Supplied data
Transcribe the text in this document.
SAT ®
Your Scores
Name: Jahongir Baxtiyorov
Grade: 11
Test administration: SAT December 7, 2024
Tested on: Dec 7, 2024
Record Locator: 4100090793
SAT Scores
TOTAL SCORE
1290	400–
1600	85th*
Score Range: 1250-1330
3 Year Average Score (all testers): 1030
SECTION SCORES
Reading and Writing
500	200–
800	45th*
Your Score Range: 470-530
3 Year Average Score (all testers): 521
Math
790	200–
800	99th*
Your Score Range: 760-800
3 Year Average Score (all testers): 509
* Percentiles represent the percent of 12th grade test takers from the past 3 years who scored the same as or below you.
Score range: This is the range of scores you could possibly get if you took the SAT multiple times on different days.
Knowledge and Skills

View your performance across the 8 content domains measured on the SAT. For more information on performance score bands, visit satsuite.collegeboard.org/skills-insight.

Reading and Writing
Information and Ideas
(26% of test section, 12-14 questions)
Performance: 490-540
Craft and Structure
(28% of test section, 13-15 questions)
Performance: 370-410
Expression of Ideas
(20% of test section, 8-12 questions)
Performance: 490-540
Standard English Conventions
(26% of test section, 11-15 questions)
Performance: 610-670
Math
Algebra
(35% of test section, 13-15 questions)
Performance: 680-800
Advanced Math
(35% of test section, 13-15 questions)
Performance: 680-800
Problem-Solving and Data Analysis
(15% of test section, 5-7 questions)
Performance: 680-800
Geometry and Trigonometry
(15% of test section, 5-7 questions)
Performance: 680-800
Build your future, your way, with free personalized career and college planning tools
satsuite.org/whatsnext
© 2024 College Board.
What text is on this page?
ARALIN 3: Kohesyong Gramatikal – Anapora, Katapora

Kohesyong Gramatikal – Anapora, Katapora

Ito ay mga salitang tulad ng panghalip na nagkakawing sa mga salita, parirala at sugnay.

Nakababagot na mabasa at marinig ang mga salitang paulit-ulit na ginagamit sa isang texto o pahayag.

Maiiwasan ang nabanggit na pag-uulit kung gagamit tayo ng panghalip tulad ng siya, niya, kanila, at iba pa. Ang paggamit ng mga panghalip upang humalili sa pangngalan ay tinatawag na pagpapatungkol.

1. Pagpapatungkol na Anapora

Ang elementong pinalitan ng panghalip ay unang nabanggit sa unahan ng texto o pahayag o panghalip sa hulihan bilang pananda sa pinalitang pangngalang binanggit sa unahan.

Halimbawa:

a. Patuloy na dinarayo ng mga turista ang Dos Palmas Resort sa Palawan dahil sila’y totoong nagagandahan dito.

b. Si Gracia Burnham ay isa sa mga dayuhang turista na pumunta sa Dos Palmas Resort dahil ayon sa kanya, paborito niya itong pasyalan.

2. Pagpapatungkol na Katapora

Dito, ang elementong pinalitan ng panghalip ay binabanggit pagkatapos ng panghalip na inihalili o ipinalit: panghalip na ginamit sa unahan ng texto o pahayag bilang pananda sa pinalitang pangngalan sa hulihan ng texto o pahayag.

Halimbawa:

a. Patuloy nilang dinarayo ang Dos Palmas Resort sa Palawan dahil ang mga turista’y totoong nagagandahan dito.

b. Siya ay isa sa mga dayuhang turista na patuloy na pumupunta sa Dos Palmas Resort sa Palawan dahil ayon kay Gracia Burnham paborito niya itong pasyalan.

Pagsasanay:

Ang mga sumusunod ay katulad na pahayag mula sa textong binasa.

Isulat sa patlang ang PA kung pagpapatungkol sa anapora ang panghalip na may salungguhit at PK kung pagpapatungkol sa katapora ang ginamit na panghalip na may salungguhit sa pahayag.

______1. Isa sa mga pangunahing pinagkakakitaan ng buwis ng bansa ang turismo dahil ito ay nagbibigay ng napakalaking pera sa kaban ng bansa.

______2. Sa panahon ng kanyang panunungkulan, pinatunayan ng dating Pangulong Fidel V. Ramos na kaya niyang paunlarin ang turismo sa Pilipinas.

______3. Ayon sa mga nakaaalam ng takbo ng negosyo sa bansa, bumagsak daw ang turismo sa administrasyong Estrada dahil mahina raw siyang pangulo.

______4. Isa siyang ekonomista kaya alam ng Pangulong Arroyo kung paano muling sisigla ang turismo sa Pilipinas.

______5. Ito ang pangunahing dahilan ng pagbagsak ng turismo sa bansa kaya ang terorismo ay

Do this
Reproduce the material in full, with no word added or dropped.

Reply to the exercise
Transcribe the text in this document.
SAT ®
Your Scores
Name: Jahongir Baxtiyorov
Grade: 11
Test administration: SAT December 7, 2024
Tested on: Dec 7, 2024
Record Locator: 4100090793
SAT Scores
TOTAL SCORE
1290	400–
1600	85th*
Score Range: 1250-1330
3 Year Average Score (all testers): 1030
SECTION SCORES
Reading and Writing
500	200–
800	45th*
Your Score Range: 470-530
3 Year Average Score (all testers): 521
Math
790	200–
800	99th*
Your Score Range: 760-800
3 Year Average Score (all testers): 509
* Percentiles represent the percent of 12th grade test takers from the past 3 years who scored the same as or below you.
Score range: This is the range of scores you could possibly get if you took the SAT multiple times on different days.
Knowledge and Skills

View your performance across the 8 content domains measured on the SAT. For more information on performance score bands, visit satsuite.collegeboard.org/skills-insight.

Reading and Writing
Information and Ideas
(26% of test section, 12-14 questions)
Performance: 490-540
Craft and Structure
(28% of test section, 13-15 questions)
Performance: 370-410
Expression of Ideas
(20% of test section, 8-12 questions)
Performance: 490-540
Standard English Conventions
(26% of test section, 11-15 questions)
Performance: 610-670
Math
Algebra
(35% of test section, 13-15 questions)
Performance: 680-800
Advanced Math
(35% of test section, 13-15 questions)
Performance: 680-800
Problem-Solving and Data Analysis
(15% of test section, 5-7 questions)
Performance: 680-800
Geometry and Trigonometry
(15% of test section, 5-7 questions)
Performance: 680-800
Build your future, your way, with free personalized career and college planning tools
satsuite.org/whatsnext
© 2024 College Board.
What text is on this page?
ARALIN 3: Kohesyong Gramatikal – Anapora, Katapora

Kohesyong Gramatikal – Anapora, Katapora

Ito ay mga salitang tulad ng panghalip na nagkakawing sa mga salita, parirala at sugnay.

Nakababagot na mabasa at marinig ang mga salitang paulit-ulit na ginagamit sa isang texto o pahayag.

Maiiwasan ang nabanggit na pag-uulit kung gagamit tayo ng panghalip tulad ng siya, niya, kanila, at iba pa. Ang paggamit ng mga panghalip upang humalili sa pangngalan ay tinatawag na pagpapatungkol.

1. Pagpapatungkol na Anapora

Ang elementong pinalitan ng panghalip ay unang nabanggit sa unahan ng texto o pahayag o panghalip sa hulihan bilang pananda sa pinalitang pangngalang binanggit sa unahan.

Halimbawa:

a. Patuloy na dinarayo ng mga turista ang Dos Palmas Resort sa Palawan dahil sila’y totoong nagagandahan dito.

b. Si Gracia Burnham ay isa sa mga dayuhang turista na pumunta sa Dos Palmas Resort dahil ayon sa kanya, paborito niya itong pasyalan.

2. Pagpapatungkol na Katapora

Dito, ang elementong pinalitan ng panghalip ay binabanggit pagkatapos ng panghalip na inihalili o ipinalit: panghalip na ginamit sa unahan ng texto o pahayag bilang pananda sa pinalitang pangngalan sa hulihan ng texto o pahayag.

Halimbawa:

a. Patuloy nilang dinarayo ang Dos Palmas Resort sa Palawan dahil ang mga turista’y totoong nagagandahan dito.

b. Siya ay isa sa mga dayuhang turista na patuloy na pumupunta sa Dos Palmas Resort sa Palawan dahil ayon kay Gracia Burnham paborito niya itong pasyalan.

Pagsasanay:

Ang mga sumusunod ay katulad na pahayag mula sa textong binasa.

Isulat sa patlang ang PA kung pagpapatungkol sa anapora ang panghalip na may salungguhit at PK kung pagpapatungkol sa katapora ang ginamit na panghalip na may salungguhit sa pahayag.

______1. Isa sa mga pangunahing pinagkakakitaan ng buwis ng bansa ang turismo dahil ito ay nagbibigay ng napakalaking pera sa kaban ng bansa.

______2. Sa panahon ng kanyang panunungkulan, pinatunayan ng dating Pangulong Fidel V. Ramos na kaya niyang paunlarin ang turismo sa Pilipinas.

______3. Ayon sa mga nakaaalam ng takbo ng negosyo sa bansa, bumagsak daw ang turismo sa administrasyong Estrada dahil mahina raw siyang pangulo.

______4. Isa siyang ekonomista kaya alam ng Pangulong Arroyo kung paano muling sisigla ang turismo sa Pilipinas.

______5. Ito ang pangunahing dahilan ng pagbagsak ng turismo sa bansa kaya ang terorismo ay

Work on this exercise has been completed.